## WHAT THIS TASK INVOLVES:
Format each line of the rows below as a JSON list of strings, one string per line, with blank lines and pictures left out.
* * * * * * *
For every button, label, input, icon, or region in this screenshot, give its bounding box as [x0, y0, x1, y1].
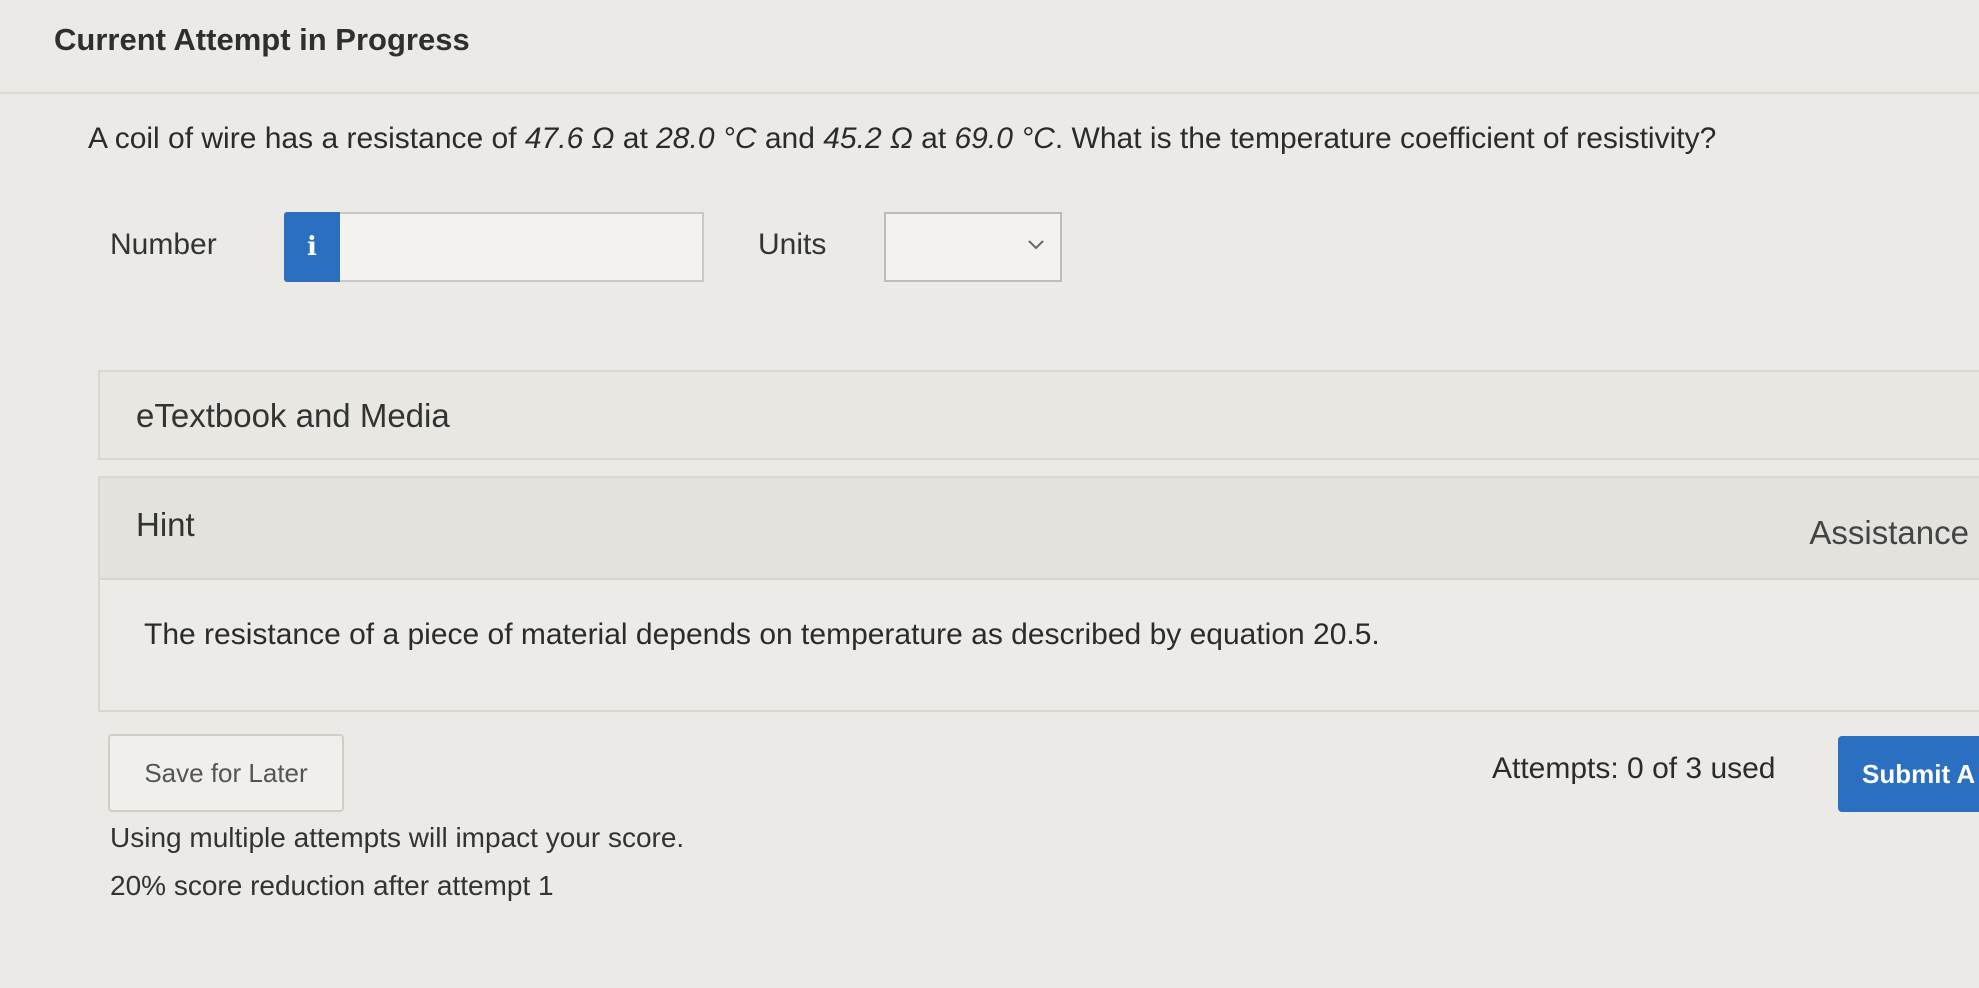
units-label: Units: [758, 228, 827, 261]
assistance-label: Assistance: [1809, 514, 1969, 551]
info-icon[interactable]: i: [284, 212, 340, 282]
hint-panel: Hint Assistance The resistance of a piec…: [98, 476, 1979, 712]
etextbook-media-panel[interactable]: eTextbook and Media: [98, 370, 1979, 460]
attempts-counter: Attempts: 0 of 3 used: [1492, 752, 1776, 785]
question-text: A coil of wire has a resistance of 47.6 …: [88, 122, 1716, 156]
resistance-1: 47.6 Ω: [524, 122, 615, 155]
question-text-part: and: [756, 122, 824, 155]
etextbook-media-label: eTextbook and Media: [136, 397, 450, 434]
attempts-note: Using multiple attempts will impact your…: [110, 822, 685, 853]
chevron-down-icon: [1026, 236, 1046, 257]
submit-answer-button[interactable]: Submit A: [1838, 736, 1979, 812]
number-input[interactable]: [340, 212, 704, 282]
hint-label: Hint: [136, 506, 195, 543]
divider: [0, 92, 1979, 94]
score-reduction-note: 20% score reduction after attempt 1: [110, 870, 554, 901]
number-label: Number: [110, 228, 217, 261]
question-text-part: at: [912, 122, 955, 155]
save-for-later-button[interactable]: Save for Later: [108, 734, 344, 812]
question-text-part: A coil of wire has a resistance of: [88, 122, 525, 155]
question-text-part: at: [614, 122, 657, 155]
page-title: Current Attempt in Progress: [54, 22, 470, 57]
temperature-1: 28.0 °C: [656, 122, 757, 155]
answer-row: Number i Units: [110, 212, 1110, 282]
question-text-part: . What is the temperature coefficient of…: [1054, 122, 1717, 155]
resistance-2: 45.2 Ω: [823, 122, 913, 155]
units-select[interactable]: [884, 212, 1062, 282]
hint-header[interactable]: Hint Assistance: [100, 478, 1979, 580]
hint-text: The resistance of a piece of material de…: [144, 618, 1380, 651]
temperature-2: 69.0 °C: [954, 122, 1055, 155]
* * * * * * *
## THE ANSWER:
[
  "For every button, label, input, icon, or region in this screenshot, give its bounding box as [x0, y0, x1, y1].",
  "units-label: Units: [758, 228, 827, 261]",
  "assistance-label: Assistance: [1809, 514, 1969, 551]",
  "info-icon[interactable]: i: [284, 212, 340, 282]",
  "hint-panel: Hint Assistance The resistance of a piec…: [98, 476, 1979, 712]",
  "etextbook-media-panel[interactable]: eTextbook and Media: [98, 370, 1979, 460]",
  "attempts-counter: Attempts: 0 of 3 used: [1492, 752, 1776, 785]",
  "question-text: A coil of wire has a resistance of 47.6 …: [88, 122, 1716, 156]",
  "resistance-1: 47.6 Ω: [524, 122, 615, 155]",
  "question-text-part: and: [756, 122, 824, 155]",
  "etextbook-media-label: eTextbook and Media: [136, 397, 450, 434]",
  "attempts-note: Using multiple attempts will impact your…: [110, 822, 685, 853]",
  "chevron-down-icon: [1026, 236, 1046, 257]",
  "submit-answer-button[interactable]: Submit A: [1838, 736, 1979, 812]",
  "number-input[interactable]: [340, 212, 704, 282]",
  "hint-label: Hint: [136, 506, 195, 543]",
  "divider: [0, 92, 1979, 94]",
  "score-reduction-note: 20% score reduction after attempt 1: [110, 870, 554, 901]",
  "number-label: Number: [110, 228, 217, 261]",
  "question-text-part: at: [912, 122, 955, 155]",
  "save-for-later-button[interactable]: Save for Later: [108, 734, 344, 812]",
  "question-text-part: A coil of wire has a resistance of: [88, 122, 525, 155]",
  "question-text-part: at: [614, 122, 657, 155]",
  "page-title: Current Attempt in Progress: [54, 22, 470, 57]",
  "temperature-1: 28.0 °C: [656, 122, 757, 155]",
  "answer-row: Number i Units: [110, 212, 1110, 282]",
  "question-text-part: . What is the temperature coefficient of…: [1054, 122, 1717, 155]",
  "resistance-2: 45.2 Ω: [823, 122, 913, 155]",
  "units-select[interactable]: [884, 212, 1062, 282]",
  "hint-header[interactable]: Hint Assistance: [100, 478, 1979, 580]",
  "hint-text: The resistance of a piece of material de…: [144, 618, 1380, 651]",
  "temperature-2: 69.0 °C: [954, 122, 1055, 155]"
]